### List of tasks
1. Answer these questions using the passage on Arthur Miller's son, one answer per line.
(a) Who recounts the history of Miller's son in Vanity Fair?
(b) Whose son was Carl Barnett?
(c) What phrase did Miller use for Barnett in Timebends?
2. List every title of a publication or work named in the passage on Arthur Miller's son.
3. Extend the passage on Arthur Miller's son, picking up after its final sentence.

===== Selected excerpt

In Vanity Fair Suzanna Andrews recounts the history of Arthur Miller’s son, whom he abandoned to an institution as an infant because he had down syndrome. It appears that Miller’s institutionalization of his son was out of selfishness for his time and his love, something most evident in this passage about his cousin, who also had Down syndrome:
In After the Fall, the character based on Inge has a recurring dream. “I dreamed,” she says, “I had a child and even in the dream I saw it was my life, and it was an idiot, and I ran away. But it always crept onto my lap again, clutched at my clothes.” Miller wrote those lines several years before Daniel’s birth, and Joan Copeland says, “That’s the first thing I thought of when I found out about Daniel.” She believes the dream speech may have been a reference to their cousin Carl Barnett, who also had Down syndrome. Barnett, who was a few years older than Arthur, was the son of his maternal uncle, Harry. At a time when babies with Down syndrome were almost always institutionalized, Barnett was raised at home, and the Miller children saw him often. In Timebends, Miller referred to Barnett as “a helpless mongoloid” whose mother was given to “mocking his fluffy speech to his face” and “flying at him in a rage.”

==========
===== Extracted material

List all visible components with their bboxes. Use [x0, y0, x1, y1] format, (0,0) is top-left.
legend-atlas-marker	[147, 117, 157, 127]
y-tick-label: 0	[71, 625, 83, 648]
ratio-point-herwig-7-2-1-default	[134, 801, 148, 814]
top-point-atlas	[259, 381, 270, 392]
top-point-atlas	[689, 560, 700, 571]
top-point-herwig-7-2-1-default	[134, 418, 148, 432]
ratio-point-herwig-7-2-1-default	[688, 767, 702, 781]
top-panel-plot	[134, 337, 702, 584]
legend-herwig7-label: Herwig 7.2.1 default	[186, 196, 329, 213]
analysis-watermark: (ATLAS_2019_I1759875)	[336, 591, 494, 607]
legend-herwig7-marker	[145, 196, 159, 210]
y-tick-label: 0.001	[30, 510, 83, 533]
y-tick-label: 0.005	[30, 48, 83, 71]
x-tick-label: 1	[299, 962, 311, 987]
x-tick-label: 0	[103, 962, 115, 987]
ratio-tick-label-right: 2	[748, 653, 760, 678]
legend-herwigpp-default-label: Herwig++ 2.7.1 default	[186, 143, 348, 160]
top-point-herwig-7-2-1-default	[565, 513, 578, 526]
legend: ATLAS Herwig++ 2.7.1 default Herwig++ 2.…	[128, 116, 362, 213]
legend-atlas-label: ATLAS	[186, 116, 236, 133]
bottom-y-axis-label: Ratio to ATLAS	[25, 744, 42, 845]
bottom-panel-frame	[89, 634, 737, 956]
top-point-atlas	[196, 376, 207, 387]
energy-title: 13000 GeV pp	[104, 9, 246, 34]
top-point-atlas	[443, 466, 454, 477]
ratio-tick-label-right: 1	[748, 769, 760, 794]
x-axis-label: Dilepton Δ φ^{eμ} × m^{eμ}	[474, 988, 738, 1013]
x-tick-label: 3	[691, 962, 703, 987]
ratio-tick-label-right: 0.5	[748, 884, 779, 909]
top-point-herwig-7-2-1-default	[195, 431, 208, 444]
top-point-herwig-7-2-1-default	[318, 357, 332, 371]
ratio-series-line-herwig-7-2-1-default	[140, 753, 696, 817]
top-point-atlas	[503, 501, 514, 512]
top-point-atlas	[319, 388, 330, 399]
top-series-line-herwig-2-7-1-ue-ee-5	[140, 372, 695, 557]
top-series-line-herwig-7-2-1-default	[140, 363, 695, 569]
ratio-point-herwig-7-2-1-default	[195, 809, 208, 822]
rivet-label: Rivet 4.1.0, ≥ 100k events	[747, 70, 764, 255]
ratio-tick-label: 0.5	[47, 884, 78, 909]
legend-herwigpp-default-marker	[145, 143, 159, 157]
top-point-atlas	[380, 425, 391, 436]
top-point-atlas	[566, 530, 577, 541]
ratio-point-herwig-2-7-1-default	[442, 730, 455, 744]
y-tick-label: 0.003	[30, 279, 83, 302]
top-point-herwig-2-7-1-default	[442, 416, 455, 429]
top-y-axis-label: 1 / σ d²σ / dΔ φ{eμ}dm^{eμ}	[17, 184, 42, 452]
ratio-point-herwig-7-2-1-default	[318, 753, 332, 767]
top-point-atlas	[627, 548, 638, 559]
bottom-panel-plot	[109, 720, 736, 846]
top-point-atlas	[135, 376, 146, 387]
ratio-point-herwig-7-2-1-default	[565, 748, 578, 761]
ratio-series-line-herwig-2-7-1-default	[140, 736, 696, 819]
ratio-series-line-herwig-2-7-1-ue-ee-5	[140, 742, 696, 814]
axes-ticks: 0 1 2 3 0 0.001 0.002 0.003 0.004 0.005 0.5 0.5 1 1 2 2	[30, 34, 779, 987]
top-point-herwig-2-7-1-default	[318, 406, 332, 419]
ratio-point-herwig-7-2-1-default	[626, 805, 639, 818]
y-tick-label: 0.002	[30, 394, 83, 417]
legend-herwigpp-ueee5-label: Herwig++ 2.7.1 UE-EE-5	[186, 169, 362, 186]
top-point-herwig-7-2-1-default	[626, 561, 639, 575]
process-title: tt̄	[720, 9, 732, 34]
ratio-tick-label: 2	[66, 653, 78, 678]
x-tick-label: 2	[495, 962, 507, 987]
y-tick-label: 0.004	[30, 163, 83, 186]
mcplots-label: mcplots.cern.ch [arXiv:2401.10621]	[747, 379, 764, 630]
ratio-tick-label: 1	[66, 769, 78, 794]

==========

### Exercise answers
1.
(a) Suzanna Andrews
(b) Harry, Arthur Miller's maternal uncle
(c) "a helpless mongoloid"

2.
Vanity Fair
After the Fall
Timebends

3.
Miller’s memories of Carl Barnett may have influenced his decision to institutionalize his son, but he also would have had the support of doctors, who in 1966 were still advising parents to put their children away. “Babies with Down syndrome are absolutely the most adorable children,” says Rich Godbout, a social worker who knew Daniel for 10 years. “I can’t imagine giving up a child like that, but it happened.” Still, by 1966, large numbers of parents of Down-syndrome children were ignoring their doctors’ advice and keeping their children at home. It wasn’t easy. Even the most intellectually able Down-syndrome child requires a tremendous amount of care and reinforcement.
But there are huge rewards, too, which Arthur Miller seemed not to see. As Joan Copeland remembers it, her cousin Carl was anything but a burden to his family. They “adored him and they spoiled him,” especially his two younger sisters, who took care of him throughout his life. “Never, for a minute, did anyone in that family ever think they could live without Carl,” says Copeland. There were many things Carl couldn’t do, she recalls, but “he wasn’t helpless.” Although doctors told his parents he probably wouldn’t live past the age of 7, he lived to be 66.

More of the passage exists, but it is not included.